Set task -
Without the pictures, return all of the material exactly as written.

Raw data -
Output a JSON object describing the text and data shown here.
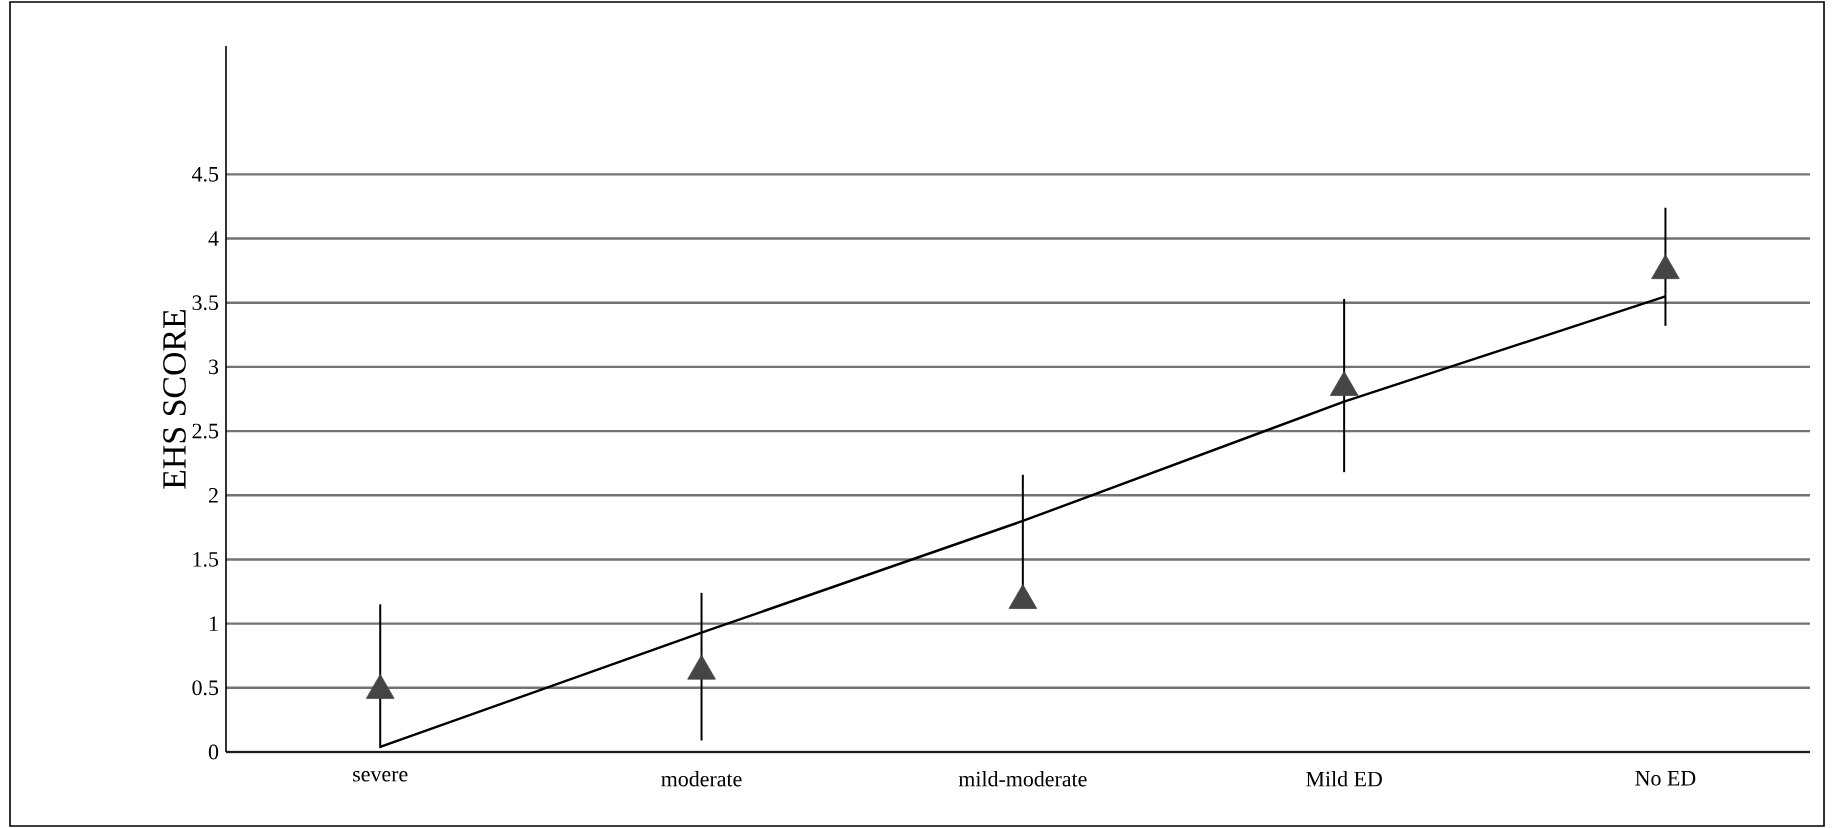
{
  "chart_data": {
    "type": "scatter",
    "ylabel": "EHS SCORE",
    "categories": [
      "severe",
      "moderate",
      "mild-moderate",
      "Mild ED",
      "No ED"
    ],
    "series": [
      {
        "color": "#454545",
        "marker": "triangle",
        "values": [
          0.48,
          0.63,
          1.18,
          2.84,
          3.75
        ],
        "errors": [
          [
            0.03,
            1.15
          ],
          [
            0.09,
            1.24
          ],
          [
            1.18,
            2.16
          ],
          [
            2.18,
            3.53
          ],
          [
            3.32,
            4.24
          ]
        ]
      },
      {
        "type": "line",
        "color": "#000000",
        "marker": "none",
        "line_style": "solid",
        "values": [
          0.04,
          0.93,
          1.8,
          2.73,
          3.55
        ]
      }
    ],
    "ylim": [
      0,
      5.5
    ],
    "yticks": [
      0,
      0.5,
      1,
      1.5,
      2,
      2.5,
      3,
      3.5,
      4,
      4.5
    ],
    "grid": "y"
  }
}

Task output -
Output a JSON object describing the text and data shown here.
{
  "chart_data": {
    "type": "scatter",
    "ylabel": "EHS SCORE",
    "categories": [
      "severe",
      "moderate",
      "mild-moderate",
      "Mild ED",
      "No ED"
    ],
    "series": [
      {
        "color": "#454545",
        "marker": "triangle",
        "values": [
          0.48,
          0.63,
          1.18,
          2.84,
          3.75
        ],
        "errors": [
          [
            0.03,
            1.15
          ],
          [
            0.09,
            1.24
          ],
          [
            1.18,
            2.16
          ],
          [
            2.18,
            3.53
          ],
          [
            3.32,
            4.24
          ]
        ]
      },
      {
        "type": "line",
        "color": "#000000",
        "marker": "none",
        "line_style": "solid",
        "values": [
          0.04,
          0.93,
          1.8,
          2.73,
          3.55
        ]
      }
    ],
    "ylim": [
      0,
      5.5
    ],
    "yticks": [
      0,
      0.5,
      1,
      1.5,
      2,
      2.5,
      3,
      3.5,
      4,
      4.5
    ],
    "grid": "y"
  }
}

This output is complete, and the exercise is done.